EXERCISE DETAILS:
Transcribe all of the data exactly. Omit the pictures.

Stored data:
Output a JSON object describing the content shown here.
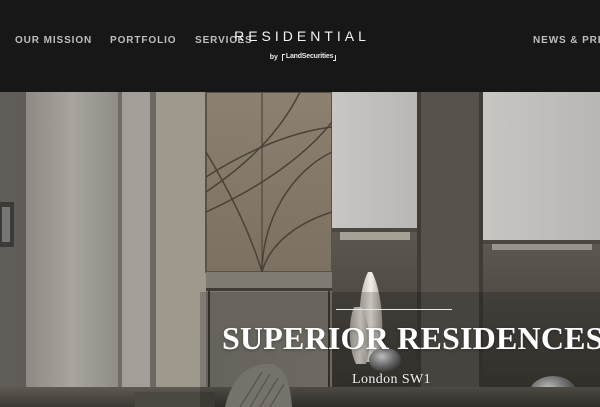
{
  "header": {
    "nav_left": [
      "OUR MISSION",
      "PORTFOLIO",
      "SERVICES"
    ],
    "nav_right": [
      "NEWS & PRES"
    ],
    "brand": {
      "wordmark": "RESIDENTIAL",
      "by": "by",
      "partner": "LandSecurities"
    }
  },
  "hero": {
    "title": "SUPERIOR RESIDENCES",
    "location": "London SW1"
  },
  "colors": {
    "header_bg": "#171717",
    "nav_text": "#bdbdbd",
    "brand_text": "#f2f2f2",
    "hero_text": "#ffffff"
  }
}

EXERCISE RESPONSE:
Output a JSON object describing the content shown here.
{
  "header": {
    "nav_left": [
      "OUR MISSION",
      "PORTFOLIO",
      "SERVICES"
    ],
    "nav_right": [
      "NEWS & PRES"
    ],
    "brand": {
      "wordmark": "RESIDENTIAL",
      "by": "by",
      "partner": "LandSecurities"
    }
  },
  "hero": {
    "title": "SUPERIOR RESIDENCES",
    "location": "London SW1"
  },
  "colors": {
    "header_bg": "#171717",
    "nav_text": "#bdbdbd",
    "brand_text": "#f2f2f2",
    "hero_text": "#ffffff"
  }
}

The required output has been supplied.